- _Problem statement_: Gather each line in the entries that includes the string "JakesVision".

++++++++

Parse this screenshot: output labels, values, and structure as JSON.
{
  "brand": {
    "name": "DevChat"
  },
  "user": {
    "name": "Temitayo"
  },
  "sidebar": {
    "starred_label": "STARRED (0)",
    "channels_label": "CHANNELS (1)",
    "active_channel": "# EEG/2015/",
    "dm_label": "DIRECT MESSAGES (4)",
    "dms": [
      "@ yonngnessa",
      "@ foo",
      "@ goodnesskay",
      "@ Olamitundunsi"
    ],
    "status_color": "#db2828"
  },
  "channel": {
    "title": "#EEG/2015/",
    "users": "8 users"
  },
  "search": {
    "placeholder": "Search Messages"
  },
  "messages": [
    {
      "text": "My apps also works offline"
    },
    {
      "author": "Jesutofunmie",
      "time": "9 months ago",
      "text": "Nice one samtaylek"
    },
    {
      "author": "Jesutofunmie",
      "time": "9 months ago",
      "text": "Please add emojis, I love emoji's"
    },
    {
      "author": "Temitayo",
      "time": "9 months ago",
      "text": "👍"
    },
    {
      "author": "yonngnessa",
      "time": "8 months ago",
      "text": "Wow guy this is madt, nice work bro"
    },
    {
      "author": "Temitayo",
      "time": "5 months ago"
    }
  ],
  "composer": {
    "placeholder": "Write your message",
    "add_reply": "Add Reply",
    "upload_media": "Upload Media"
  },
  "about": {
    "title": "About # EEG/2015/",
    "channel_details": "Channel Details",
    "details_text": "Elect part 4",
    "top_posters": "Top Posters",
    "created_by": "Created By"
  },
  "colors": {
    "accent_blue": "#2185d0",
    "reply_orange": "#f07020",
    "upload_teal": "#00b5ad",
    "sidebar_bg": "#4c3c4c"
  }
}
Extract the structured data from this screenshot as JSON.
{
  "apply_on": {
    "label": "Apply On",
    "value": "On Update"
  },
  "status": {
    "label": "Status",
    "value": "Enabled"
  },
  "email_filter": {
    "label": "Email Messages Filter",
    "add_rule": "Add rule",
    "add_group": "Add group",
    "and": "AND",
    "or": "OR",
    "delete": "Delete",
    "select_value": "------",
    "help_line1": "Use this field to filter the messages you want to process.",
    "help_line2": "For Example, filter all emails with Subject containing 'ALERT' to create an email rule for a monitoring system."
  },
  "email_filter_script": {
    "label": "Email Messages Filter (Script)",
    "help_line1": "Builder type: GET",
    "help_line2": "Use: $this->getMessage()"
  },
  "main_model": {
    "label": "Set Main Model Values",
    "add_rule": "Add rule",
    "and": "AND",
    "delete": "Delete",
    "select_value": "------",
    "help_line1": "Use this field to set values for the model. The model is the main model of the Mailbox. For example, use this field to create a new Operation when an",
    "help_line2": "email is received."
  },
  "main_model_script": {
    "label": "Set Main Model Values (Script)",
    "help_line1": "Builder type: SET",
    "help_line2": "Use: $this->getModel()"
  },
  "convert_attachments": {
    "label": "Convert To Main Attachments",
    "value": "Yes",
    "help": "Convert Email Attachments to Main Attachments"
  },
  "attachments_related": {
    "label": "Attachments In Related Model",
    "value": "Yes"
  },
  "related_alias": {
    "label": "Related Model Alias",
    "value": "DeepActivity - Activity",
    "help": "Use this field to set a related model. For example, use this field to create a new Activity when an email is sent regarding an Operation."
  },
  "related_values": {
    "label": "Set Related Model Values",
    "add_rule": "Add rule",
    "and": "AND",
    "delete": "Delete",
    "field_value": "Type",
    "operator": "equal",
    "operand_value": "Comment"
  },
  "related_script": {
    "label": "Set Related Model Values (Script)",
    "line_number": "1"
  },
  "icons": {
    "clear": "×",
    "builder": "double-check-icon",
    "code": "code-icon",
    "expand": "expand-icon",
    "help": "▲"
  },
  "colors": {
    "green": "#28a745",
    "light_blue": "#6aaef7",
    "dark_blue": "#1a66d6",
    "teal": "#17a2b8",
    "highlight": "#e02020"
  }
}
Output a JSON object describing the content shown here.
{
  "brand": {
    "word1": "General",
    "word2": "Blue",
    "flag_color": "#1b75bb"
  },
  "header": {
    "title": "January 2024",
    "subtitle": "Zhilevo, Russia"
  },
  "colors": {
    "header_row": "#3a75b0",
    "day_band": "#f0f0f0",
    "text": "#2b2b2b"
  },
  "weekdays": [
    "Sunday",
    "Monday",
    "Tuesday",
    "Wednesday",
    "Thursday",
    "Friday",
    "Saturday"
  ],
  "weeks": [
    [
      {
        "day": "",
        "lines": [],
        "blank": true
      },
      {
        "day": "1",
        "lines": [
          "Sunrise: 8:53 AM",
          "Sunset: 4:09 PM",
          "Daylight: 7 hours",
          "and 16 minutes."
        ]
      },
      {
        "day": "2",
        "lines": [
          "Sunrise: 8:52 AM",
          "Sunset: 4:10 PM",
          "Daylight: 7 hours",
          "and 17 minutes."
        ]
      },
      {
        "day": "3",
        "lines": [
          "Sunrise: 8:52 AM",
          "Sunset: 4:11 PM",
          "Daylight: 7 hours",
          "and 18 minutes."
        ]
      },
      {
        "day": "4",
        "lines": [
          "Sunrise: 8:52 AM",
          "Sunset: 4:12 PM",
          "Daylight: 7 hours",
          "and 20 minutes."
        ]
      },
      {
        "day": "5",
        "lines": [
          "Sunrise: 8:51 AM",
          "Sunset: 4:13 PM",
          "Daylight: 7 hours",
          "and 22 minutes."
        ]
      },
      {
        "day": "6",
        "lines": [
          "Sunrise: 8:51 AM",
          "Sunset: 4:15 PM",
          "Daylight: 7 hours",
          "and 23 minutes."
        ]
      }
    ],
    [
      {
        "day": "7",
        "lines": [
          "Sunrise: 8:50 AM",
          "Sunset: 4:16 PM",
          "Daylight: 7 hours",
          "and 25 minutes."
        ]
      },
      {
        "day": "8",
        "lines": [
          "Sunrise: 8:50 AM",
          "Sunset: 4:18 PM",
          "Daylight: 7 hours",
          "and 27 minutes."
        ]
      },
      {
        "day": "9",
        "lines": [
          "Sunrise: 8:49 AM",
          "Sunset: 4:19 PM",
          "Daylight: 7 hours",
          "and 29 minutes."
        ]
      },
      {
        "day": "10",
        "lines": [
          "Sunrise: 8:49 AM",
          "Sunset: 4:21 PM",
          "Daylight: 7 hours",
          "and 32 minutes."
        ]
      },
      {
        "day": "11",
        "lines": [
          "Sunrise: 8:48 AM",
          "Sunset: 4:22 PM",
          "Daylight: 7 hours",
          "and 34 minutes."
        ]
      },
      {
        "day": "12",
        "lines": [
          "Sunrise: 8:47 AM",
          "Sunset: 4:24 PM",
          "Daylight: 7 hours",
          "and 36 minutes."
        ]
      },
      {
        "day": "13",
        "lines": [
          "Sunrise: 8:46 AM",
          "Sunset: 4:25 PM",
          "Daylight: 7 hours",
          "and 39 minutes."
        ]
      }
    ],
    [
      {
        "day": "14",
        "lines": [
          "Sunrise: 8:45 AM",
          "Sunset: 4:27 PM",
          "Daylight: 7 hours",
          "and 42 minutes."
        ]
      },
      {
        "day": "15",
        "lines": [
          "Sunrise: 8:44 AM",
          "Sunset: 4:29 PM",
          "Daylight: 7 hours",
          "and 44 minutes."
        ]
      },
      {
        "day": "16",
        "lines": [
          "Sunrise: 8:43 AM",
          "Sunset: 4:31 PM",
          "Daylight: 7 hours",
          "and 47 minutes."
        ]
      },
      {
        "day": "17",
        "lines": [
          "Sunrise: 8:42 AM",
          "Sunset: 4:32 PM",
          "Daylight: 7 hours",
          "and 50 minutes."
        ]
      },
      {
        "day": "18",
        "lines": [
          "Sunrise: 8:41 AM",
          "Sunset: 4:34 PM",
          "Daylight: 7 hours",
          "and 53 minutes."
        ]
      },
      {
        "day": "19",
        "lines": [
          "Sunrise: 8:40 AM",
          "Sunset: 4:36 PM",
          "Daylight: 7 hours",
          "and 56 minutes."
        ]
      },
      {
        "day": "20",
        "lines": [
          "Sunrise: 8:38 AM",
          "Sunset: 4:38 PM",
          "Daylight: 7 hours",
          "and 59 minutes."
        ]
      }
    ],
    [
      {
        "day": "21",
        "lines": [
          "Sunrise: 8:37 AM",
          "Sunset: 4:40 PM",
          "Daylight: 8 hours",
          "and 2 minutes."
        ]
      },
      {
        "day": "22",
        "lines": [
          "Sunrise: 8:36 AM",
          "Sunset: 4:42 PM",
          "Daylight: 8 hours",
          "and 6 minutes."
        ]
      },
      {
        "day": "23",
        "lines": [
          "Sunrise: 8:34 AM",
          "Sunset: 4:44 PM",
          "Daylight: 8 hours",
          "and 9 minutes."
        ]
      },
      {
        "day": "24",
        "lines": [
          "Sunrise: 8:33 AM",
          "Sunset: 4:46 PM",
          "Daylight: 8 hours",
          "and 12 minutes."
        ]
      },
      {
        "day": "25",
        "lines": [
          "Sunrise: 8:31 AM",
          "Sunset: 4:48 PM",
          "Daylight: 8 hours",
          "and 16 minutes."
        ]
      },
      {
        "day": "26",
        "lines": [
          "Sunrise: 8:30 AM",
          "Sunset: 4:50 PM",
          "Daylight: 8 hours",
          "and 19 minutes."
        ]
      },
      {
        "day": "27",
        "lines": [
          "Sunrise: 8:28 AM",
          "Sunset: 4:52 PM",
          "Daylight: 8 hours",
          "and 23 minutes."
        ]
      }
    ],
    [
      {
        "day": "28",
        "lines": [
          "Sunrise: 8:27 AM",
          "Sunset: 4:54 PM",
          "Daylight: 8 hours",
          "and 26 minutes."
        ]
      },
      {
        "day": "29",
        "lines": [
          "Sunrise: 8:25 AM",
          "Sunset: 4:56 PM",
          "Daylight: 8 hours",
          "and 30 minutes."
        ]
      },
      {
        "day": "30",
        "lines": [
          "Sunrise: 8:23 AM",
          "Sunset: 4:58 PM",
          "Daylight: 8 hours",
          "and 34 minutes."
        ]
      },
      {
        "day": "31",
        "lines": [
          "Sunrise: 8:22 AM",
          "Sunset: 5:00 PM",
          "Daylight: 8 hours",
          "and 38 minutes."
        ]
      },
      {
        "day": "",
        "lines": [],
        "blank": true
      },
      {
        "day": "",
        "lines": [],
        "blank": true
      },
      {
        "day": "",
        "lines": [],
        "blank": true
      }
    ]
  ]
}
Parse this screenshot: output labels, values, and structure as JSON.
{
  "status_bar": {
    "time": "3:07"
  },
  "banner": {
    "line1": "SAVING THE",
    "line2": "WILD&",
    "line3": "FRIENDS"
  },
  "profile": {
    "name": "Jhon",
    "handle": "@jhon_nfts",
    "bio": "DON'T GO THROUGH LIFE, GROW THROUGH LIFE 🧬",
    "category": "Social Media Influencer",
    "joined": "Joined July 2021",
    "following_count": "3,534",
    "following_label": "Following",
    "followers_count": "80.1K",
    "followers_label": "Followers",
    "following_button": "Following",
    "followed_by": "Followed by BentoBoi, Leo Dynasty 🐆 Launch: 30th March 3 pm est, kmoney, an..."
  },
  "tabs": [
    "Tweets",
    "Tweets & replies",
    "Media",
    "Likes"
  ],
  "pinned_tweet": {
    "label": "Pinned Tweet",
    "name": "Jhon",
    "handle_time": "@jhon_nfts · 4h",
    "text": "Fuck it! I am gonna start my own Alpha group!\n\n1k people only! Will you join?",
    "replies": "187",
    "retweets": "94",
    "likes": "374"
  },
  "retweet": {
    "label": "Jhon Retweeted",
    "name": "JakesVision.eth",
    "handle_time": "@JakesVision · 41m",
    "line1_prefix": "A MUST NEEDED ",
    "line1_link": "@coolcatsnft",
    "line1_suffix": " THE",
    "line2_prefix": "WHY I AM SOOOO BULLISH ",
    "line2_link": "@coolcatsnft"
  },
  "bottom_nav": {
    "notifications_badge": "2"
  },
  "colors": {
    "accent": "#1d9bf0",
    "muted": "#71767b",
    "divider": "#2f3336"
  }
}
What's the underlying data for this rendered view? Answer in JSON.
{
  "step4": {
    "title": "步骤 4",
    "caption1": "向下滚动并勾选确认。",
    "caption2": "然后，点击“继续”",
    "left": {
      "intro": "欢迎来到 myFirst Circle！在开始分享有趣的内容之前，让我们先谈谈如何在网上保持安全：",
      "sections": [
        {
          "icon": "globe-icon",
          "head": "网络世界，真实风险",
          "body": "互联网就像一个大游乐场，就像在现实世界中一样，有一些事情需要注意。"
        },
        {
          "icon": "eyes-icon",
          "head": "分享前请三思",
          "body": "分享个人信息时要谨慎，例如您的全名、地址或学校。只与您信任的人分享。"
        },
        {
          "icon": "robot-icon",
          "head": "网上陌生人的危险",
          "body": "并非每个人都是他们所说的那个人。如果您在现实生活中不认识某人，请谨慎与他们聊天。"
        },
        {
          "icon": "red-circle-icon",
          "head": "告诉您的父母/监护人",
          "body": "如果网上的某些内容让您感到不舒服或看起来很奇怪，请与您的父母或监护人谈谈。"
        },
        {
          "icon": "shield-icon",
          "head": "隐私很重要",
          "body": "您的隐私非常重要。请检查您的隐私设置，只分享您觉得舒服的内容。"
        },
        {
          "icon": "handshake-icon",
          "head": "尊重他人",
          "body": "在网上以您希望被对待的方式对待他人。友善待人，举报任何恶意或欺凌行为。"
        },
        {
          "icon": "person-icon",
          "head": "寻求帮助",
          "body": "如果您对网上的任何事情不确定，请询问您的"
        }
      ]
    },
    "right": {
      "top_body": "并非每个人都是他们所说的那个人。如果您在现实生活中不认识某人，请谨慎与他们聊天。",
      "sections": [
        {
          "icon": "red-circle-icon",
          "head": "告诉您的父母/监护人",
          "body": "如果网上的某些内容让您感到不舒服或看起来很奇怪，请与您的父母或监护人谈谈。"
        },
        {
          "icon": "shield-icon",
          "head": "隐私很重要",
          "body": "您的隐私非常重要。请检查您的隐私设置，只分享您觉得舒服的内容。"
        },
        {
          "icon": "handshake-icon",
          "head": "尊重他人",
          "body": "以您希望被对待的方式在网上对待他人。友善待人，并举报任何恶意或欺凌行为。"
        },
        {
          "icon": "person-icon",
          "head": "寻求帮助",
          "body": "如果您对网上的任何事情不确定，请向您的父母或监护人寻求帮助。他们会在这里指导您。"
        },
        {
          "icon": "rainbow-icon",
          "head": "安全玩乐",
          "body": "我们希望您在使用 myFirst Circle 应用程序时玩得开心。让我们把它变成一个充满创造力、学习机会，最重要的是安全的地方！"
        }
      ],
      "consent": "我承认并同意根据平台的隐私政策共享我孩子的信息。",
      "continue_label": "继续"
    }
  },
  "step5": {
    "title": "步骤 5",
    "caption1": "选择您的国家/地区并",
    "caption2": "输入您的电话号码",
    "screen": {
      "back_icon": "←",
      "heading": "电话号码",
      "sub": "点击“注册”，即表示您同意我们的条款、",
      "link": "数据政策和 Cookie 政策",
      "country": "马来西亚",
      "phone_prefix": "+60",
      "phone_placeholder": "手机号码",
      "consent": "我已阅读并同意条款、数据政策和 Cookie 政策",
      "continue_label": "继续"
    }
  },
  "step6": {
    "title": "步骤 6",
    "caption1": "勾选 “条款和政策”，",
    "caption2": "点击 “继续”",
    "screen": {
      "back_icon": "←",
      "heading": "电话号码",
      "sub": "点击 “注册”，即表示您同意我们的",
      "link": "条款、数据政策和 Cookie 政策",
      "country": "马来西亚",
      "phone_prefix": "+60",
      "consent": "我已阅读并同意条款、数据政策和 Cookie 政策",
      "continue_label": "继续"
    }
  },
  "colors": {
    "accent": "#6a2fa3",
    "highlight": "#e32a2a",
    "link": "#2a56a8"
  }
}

++++++++

- _Reply_:
    "name": "JakesVision.eth",
    "handle_time": "@JakesVision · 41m",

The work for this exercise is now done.